● Given records
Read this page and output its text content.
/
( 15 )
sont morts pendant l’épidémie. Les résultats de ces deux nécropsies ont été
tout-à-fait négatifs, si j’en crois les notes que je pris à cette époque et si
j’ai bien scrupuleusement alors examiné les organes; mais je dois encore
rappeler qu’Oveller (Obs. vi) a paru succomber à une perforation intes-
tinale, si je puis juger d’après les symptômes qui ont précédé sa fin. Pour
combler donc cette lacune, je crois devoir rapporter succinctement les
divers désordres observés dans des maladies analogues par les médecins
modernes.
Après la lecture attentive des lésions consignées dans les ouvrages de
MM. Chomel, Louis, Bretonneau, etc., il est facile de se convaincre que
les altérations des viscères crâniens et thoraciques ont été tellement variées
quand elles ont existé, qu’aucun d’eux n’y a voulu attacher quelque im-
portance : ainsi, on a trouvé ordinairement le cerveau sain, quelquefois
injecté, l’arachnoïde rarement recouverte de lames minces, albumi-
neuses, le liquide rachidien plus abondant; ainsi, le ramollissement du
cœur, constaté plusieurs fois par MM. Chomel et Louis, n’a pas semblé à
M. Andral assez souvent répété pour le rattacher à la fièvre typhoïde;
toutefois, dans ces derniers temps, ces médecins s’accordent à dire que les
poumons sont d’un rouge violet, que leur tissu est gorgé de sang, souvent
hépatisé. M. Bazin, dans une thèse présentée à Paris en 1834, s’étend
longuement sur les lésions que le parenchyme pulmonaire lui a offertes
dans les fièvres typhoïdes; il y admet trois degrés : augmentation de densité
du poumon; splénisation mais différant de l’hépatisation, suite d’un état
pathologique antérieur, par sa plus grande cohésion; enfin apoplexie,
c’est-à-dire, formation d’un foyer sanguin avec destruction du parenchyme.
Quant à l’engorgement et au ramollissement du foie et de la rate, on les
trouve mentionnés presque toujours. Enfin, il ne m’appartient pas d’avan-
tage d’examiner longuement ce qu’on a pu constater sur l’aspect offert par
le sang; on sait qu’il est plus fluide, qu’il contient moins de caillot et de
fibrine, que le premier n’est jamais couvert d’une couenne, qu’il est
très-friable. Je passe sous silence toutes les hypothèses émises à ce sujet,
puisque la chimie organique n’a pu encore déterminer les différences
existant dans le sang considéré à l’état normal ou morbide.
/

● What you are asked to do
Find the word "ramollissement" in the data and show each line that holds it.

● Result of the task
neuses, le liquide rachidien plus abondant; ainsi, le ramollissement du
Quant à l’engorgement et au ramollissement du foie et de la rate, on les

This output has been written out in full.